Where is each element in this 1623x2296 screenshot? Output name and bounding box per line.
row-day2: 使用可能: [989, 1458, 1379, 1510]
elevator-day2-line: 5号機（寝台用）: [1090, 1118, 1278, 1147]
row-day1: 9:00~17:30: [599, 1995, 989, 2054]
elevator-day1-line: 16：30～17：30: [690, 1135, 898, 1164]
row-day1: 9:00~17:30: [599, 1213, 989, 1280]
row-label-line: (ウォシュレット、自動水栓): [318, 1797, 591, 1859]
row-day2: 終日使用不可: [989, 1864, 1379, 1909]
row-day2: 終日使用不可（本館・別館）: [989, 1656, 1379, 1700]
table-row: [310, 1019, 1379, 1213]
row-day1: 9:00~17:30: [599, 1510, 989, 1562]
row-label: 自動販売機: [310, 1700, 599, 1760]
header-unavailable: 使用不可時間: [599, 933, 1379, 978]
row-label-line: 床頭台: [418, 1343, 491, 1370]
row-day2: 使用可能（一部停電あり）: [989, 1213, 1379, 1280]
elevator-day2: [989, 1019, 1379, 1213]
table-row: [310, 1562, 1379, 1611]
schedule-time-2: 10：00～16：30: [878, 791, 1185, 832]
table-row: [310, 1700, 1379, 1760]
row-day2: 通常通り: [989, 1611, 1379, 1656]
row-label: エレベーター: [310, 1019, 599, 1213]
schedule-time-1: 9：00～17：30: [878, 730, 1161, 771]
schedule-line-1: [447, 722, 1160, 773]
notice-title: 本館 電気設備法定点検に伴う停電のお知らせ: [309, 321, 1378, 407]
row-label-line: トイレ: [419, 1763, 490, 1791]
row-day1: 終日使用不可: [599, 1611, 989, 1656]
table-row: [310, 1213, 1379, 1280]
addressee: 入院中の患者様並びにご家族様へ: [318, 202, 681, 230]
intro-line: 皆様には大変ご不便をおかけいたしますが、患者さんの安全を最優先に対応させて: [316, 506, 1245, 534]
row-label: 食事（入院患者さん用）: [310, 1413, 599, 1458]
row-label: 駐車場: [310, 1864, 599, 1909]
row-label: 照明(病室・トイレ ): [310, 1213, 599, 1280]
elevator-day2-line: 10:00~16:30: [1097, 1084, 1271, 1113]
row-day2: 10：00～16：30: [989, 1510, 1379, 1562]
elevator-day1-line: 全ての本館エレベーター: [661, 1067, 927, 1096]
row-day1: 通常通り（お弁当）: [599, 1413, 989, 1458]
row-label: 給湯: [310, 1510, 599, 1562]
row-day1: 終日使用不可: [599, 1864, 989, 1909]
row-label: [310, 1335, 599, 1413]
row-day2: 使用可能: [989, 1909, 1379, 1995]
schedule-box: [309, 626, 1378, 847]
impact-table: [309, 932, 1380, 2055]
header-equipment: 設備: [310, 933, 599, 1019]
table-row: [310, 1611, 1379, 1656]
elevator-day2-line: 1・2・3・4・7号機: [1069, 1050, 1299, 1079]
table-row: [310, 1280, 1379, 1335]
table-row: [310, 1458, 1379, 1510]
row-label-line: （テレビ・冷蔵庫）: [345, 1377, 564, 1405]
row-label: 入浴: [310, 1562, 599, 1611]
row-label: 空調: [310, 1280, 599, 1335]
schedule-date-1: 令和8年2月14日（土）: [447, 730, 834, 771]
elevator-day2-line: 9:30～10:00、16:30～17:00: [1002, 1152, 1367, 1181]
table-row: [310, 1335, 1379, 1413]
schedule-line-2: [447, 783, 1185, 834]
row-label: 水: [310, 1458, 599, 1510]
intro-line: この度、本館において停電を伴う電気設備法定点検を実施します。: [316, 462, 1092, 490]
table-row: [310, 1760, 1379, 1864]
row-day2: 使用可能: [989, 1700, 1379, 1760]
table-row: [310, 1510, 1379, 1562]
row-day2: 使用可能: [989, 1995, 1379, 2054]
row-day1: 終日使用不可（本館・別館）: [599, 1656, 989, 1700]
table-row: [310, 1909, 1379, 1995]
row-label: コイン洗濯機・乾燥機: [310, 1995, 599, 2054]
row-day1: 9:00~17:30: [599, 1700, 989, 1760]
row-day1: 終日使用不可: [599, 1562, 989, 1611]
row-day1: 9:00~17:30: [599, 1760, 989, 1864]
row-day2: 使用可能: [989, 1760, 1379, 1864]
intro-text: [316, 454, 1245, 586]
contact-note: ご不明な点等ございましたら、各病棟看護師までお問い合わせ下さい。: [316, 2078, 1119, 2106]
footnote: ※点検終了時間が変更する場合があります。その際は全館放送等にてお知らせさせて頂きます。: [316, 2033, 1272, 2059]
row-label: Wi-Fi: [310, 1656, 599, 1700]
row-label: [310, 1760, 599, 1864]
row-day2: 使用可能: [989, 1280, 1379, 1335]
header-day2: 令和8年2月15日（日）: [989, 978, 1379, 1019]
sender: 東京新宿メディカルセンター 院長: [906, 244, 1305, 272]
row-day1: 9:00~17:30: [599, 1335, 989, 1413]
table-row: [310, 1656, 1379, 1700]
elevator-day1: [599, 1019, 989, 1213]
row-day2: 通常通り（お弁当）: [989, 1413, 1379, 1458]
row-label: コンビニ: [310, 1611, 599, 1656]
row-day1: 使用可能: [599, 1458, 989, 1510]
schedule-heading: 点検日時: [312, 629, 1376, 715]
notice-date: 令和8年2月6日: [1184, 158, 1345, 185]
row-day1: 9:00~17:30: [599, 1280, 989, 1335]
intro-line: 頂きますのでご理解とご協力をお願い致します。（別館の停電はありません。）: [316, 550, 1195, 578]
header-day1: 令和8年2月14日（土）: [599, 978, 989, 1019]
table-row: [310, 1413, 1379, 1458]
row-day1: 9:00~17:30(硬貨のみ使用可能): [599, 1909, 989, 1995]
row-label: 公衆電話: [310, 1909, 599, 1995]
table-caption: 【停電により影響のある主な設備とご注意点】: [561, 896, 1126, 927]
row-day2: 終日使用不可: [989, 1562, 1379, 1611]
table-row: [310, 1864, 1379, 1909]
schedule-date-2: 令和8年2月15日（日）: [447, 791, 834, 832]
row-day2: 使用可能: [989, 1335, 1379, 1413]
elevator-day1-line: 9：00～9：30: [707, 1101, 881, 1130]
━━━━━━━━━━━━━━━━━━━━━━━━━━━━━━
What is needed:
Can you copy the records above line for line, keeping every character unchanged?

Response:
Where is each element in this 1623x2296 screenshot? Output name and bounding box per line.
row-day2: 使用可能: [989, 1458, 1379, 1510]
elevator-day2-line: 5号機（寝台用）: [1090, 1118, 1278, 1147]
row-day1: 9:00~17:30: [599, 1995, 989, 2054]
elevator-day1-line: 16：30～17：30: [690, 1135, 898, 1164]
row-day1: 9:00~17:30: [599, 1213, 989, 1280]
row-label-line: (ウォシュレット、自動水栓): [318, 1797, 591, 1859]
row-day2: 終日使用不可: [989, 1864, 1379, 1909]
row-day2: 終日使用不可（本館・別館）: [989, 1656, 1379, 1700]
table-row: [310, 1019, 1379, 1213]
row-day1: 9:00~17:30: [599, 1510, 989, 1562]
row-label: 自動販売機: [310, 1700, 599, 1760]
header-unavailable: 使用不可時間: [599, 933, 1379, 978]
row-label-line: 床頭台: [418, 1343, 491, 1370]
row-day2: 使用可能（一部停電あり）: [989, 1213, 1379, 1280]
elevator-day2: [989, 1019, 1379, 1213]
table-row: [310, 1562, 1379, 1611]
schedule-time-2: 10：00～16：30: [878, 791, 1185, 832]
table-row: [310, 1700, 1379, 1760]
row-day2: 通常通り: [989, 1611, 1379, 1656]
row-label: エレベーター: [310, 1019, 599, 1213]
schedule-time-1: 9：00～17：30: [878, 730, 1161, 771]
schedule-line-1: [447, 722, 1160, 773]
notice-title: 本館 電気設備法定点検に伴う停電のお知らせ: [309, 321, 1378, 407]
row-label-line: トイレ: [419, 1763, 490, 1791]
row-day1: 終日使用不可: [599, 1611, 989, 1656]
table-row: [310, 1213, 1379, 1280]
addressee: 入院中の患者様並びにご家族様へ: [318, 202, 681, 230]
intro-line: 皆様には大変ご不便をおかけいたしますが、患者さんの安全を最優先に対応させて: [316, 506, 1245, 534]
row-label: 食事（入院患者さん用）: [310, 1413, 599, 1458]
row-label: 駐車場: [310, 1864, 599, 1909]
row-label: 照明(病室・トイレ ): [310, 1213, 599, 1280]
elevator-day2-line: 10:00~16:30: [1097, 1084, 1271, 1113]
row-day2: 10：00～16：30: [989, 1510, 1379, 1562]
elevator-day1-line: 全ての本館エレベーター: [661, 1067, 927, 1096]
row-day1: 通常通り（お弁当）: [599, 1413, 989, 1458]
row-label: 給湯: [310, 1510, 599, 1562]
row-day1: 終日使用不可: [599, 1864, 989, 1909]
row-label: [310, 1335, 599, 1413]
row-day2: 使用可能: [989, 1909, 1379, 1995]
schedule-box: [309, 626, 1378, 847]
impact-table: [309, 932, 1380, 2055]
header-equipment: 設備: [310, 933, 599, 1019]
table-row: [310, 1611, 1379, 1656]
elevator-day2-line: 1・2・3・4・7号機: [1069, 1050, 1299, 1079]
table-row: [310, 1280, 1379, 1335]
table-row: [310, 1458, 1379, 1510]
row-label-line: （テレビ・冷蔵庫）: [345, 1377, 564, 1405]
row-label: 入浴: [310, 1562, 599, 1611]
row-label: 空調: [310, 1280, 599, 1335]
schedule-date-1: 令和8年2月14日（土）: [447, 730, 834, 771]
elevator-day2-line: 9:30～10:00、16:30～17:00: [1002, 1152, 1367, 1181]
table-row: [310, 1335, 1379, 1413]
schedule-line-2: [447, 783, 1185, 834]
row-label: 水: [310, 1458, 599, 1510]
intro-line: この度、本館において停電を伴う電気設備法定点検を実施します。: [316, 462, 1092, 490]
table-row: [310, 1760, 1379, 1864]
row-day2: 使用可能: [989, 1700, 1379, 1760]
table-row: [310, 1510, 1379, 1562]
row-day2: 使用可能: [989, 1995, 1379, 2054]
row-day1: 終日使用不可（本館・別館）: [599, 1656, 989, 1700]
table-row: [310, 1909, 1379, 1995]
row-label: コイン洗濯機・乾燥機: [310, 1995, 599, 2054]
row-day1: 9:00~17:30: [599, 1700, 989, 1760]
row-day1: 終日使用不可: [599, 1562, 989, 1611]
row-day1: 9:00~17:30: [599, 1760, 989, 1864]
row-day2: 使用可能: [989, 1760, 1379, 1864]
intro-text: [316, 454, 1245, 586]
contact-note: ご不明な点等ございましたら、各病棟看護師までお問い合わせ下さい。: [316, 2078, 1119, 2106]
footnote: ※点検終了時間が変更する場合があります。その際は全館放送等にてお知らせさせて頂きます。: [316, 2033, 1272, 2059]
row-label: Wi-Fi: [310, 1656, 599, 1700]
row-label: [310, 1760, 599, 1864]
row-day2: 使用可能: [989, 1280, 1379, 1335]
header-day2: 令和8年2月15日（日）: [989, 978, 1379, 1019]
sender: 東京新宿メディカルセンター 院長: [906, 244, 1305, 272]
row-day1: 9:00~17:30: [599, 1335, 989, 1413]
table-row: [310, 1656, 1379, 1700]
elevator-day1: [599, 1019, 989, 1213]
row-day2: 通常通り（お弁当）: [989, 1413, 1379, 1458]
row-label: コンビニ: [310, 1611, 599, 1656]
row-day1: 使用可能: [599, 1458, 989, 1510]
schedule-heading: 点検日時: [312, 629, 1376, 715]
notice-date: 令和8年2月6日: [1184, 158, 1345, 185]
row-day1: 9:00~17:30: [599, 1280, 989, 1335]
intro-line: 頂きますのでご理解とご協力をお願い致します。（別館の停電はありません。）: [316, 550, 1195, 578]
header-day1: 令和8年2月14日（土）: [599, 978, 989, 1019]
table-row: [310, 1413, 1379, 1458]
row-day1: 9:00~17:30(硬貨のみ使用可能): [599, 1909, 989, 1995]
row-label: 公衆電話: [310, 1909, 599, 1995]
table-caption: 【停電により影響のある主な設備とご注意点】: [561, 896, 1126, 927]
row-day2: 終日使用不可: [989, 1562, 1379, 1611]
table-row: [310, 1864, 1379, 1909]
schedule-date-2: 令和8年2月15日（日）: [447, 791, 834, 832]
row-day2: 使用可能: [989, 1335, 1379, 1413]
elevator-day1-line: 9：00～9：30: [707, 1101, 881, 1130]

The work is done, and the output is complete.